* THE TASK *
Copy the listing below in full and skip every picture.

▼

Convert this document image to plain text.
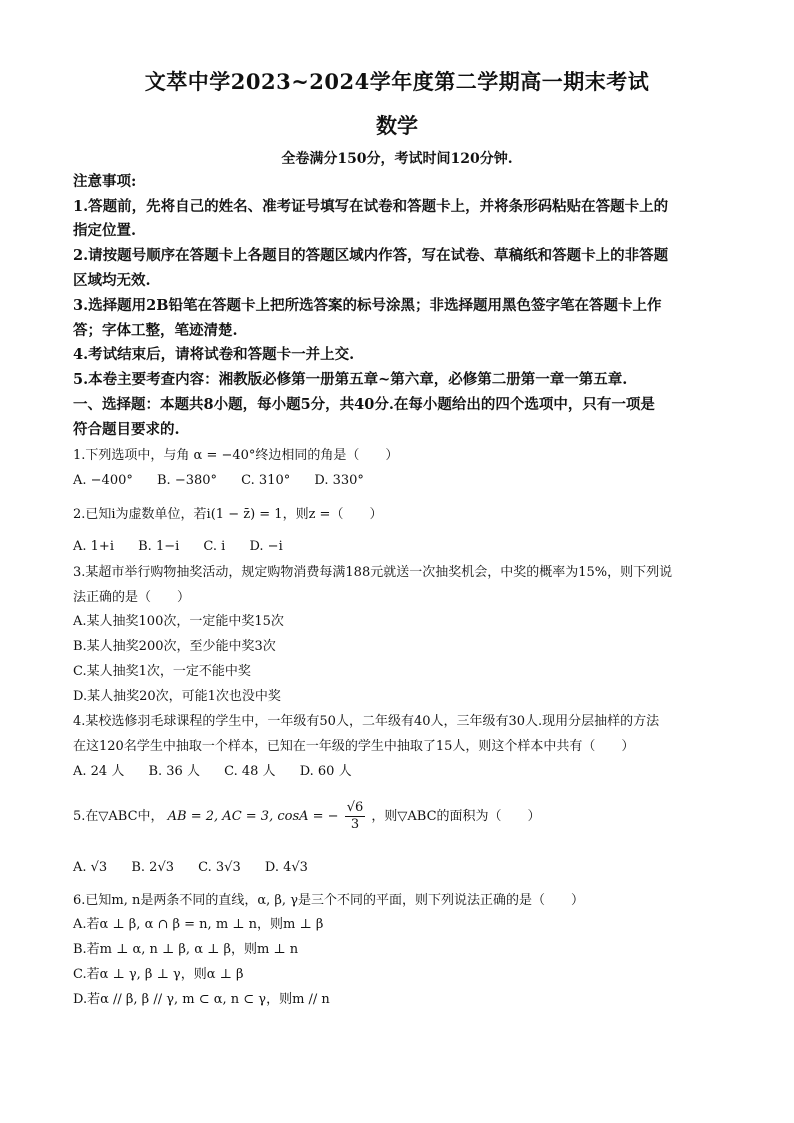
文萃中学2023~2024学年度第二学期高一期末考试
数学
全卷满分150分，考试时间120分钟.
注意事项:
1.答题前，先将自己的姓名、准考证号填写在试卷和答题卡上，并将条形码粘贴在答题卡上的
指定位置.
2.请按题号顺序在答题卡上各题目的答题区域内作答，写在试卷、草稿纸和答题卡上的非答题
区域均无效.
3.选择题用2B铅笔在答题卡上把所选答案的标号涂黑；非选择题用黑色签字笔在答题卡上作
答；字体工整，笔迹清楚.
4.考试结束后，请将试卷和答题卡一并上交.
5.本卷主要考查内容：湘教版必修第一册第五章~第六章，必修第二册第一章一第五章.
一、选择题：本题共8小题，每小题5分，共40分.在每小题给出的四个选项中，只有一项是
符合题目要求的.
1.下列选项中，与角 α = −40°终边相同的角是（　　）
A. −400° B. −380° C. 310° D. 330°
2.已知i为虚数单位，若i(1 − z̄) = 1，则z =（　　）
A. 1+i B. 1−i C. i D. −i
3.某超市举行购物抽奖活动，规定购物消费每满188元就送一次抽奖机会，中奖的概率为15%，则下列说
法正确的是（　　）
A.某人抽奖100次，一定能中奖15次
B.某人抽奖200次，至少能中奖3次
C.某人抽奖1次，一定不能中奖
D.某人抽奖20次，可能1次也没中奖
4.某校选修羽毛球课程的学生中，一年级有50人，二年级有40人，三年级有30人.现用分层抽样的方法
在这120名学生中抽取一个样本，已知在一年级的学生中抽取了15人，则这个样本中共有（　　）
A. 24 人 B. 36 人 C. 48 人 D. 60 人
5.在▽ABC中， AB = 2, AC = 3, cosA = − $\frac{√6}{3}$ ，则▽ABC的面积为（　　）
A. √3 B. 2√3 C. 3√3 D. 4√3
6.已知m, n是两条不同的直线，α, β, γ是三个不同的平面，则下列说法正确的是（　　）
A.若α ⊥ β, α ∩ β = n, m ⊥ n，则m ⊥ β
B.若m ⊥ α, n ⊥ β, α ⊥ β，则m ⊥ n
C.若α ⊥ γ, β ⊥ γ，则α ⊥ β
D.若α // β, β // γ, m ⊂ α, n ⊂ γ，则m // n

▲

* FULL SOLUTION *
Convert this document image to plain text.
文萃中学2023~2024学年度第二学期高一期末考试
数学
全卷满分150分，考试时间120分钟.
注意事项:
1.答题前，先将自己的姓名、准考证号填写在试卷和答题卡上，并将条形码粘贴在答题卡上的
指定位置.
2.请按题号顺序在答题卡上各题目的答题区域内作答，写在试卷、草稿纸和答题卡上的非答题
区域均无效.
3.选择题用2B铅笔在答题卡上把所选答案的标号涂黑；非选择题用黑色签字笔在答题卡上作
答；字体工整，笔迹清楚.
4.考试结束后，请将试卷和答题卡一并上交.
5.本卷主要考查内容：湘教版必修第一册第五章~第六章，必修第二册第一章一第五章.
一、选择题：本题共8小题，每小题5分，共40分.在每小题给出的四个选项中，只有一项是
符合题目要求的.
1.下列选项中，与角 α = −40°终边相同的角是（　　）
A. −400° B. −380° C. 310° D. 330°
2.已知i为虚数单位，若i(1 − z̄) = 1，则z =（　　）
A. 1+i B. 1−i C. i D. −i
3.某超市举行购物抽奖活动，规定购物消费每满188元就送一次抽奖机会，中奖的概率为15%，则下列说
法正确的是（　　）
A.某人抽奖100次，一定能中奖15次
B.某人抽奖200次，至少能中奖3次
C.某人抽奖1次，一定不能中奖
D.某人抽奖20次，可能1次也没中奖
4.某校选修羽毛球课程的学生中，一年级有50人，二年级有40人，三年级有30人.现用分层抽样的方法
在这120名学生中抽取一个样本，已知在一年级的学生中抽取了15人，则这个样本中共有（　　）
A. 24 人 B. 36 人 C. 48 人 D. 60 人
5.在▽ABC中， AB = 2, AC = 3, cosA = − $\frac{√6}{3}$ ，则▽ABC的面积为（　　）
A. √3 B. 2√3 C. 3√3 D. 4√3
6.已知m, n是两条不同的直线，α, β, γ是三个不同的平面，则下列说法正确的是（　　）
A.若α ⊥ β, α ∩ β = n, m ⊥ n，则m ⊥ β
B.若m ⊥ α, n ⊥ β, α ⊥ β，则m ⊥ n
C.若α ⊥ γ, β ⊥ γ，则α ⊥ β
D.若α // β, β // γ, m ⊂ α, n ⊂ γ，则m // n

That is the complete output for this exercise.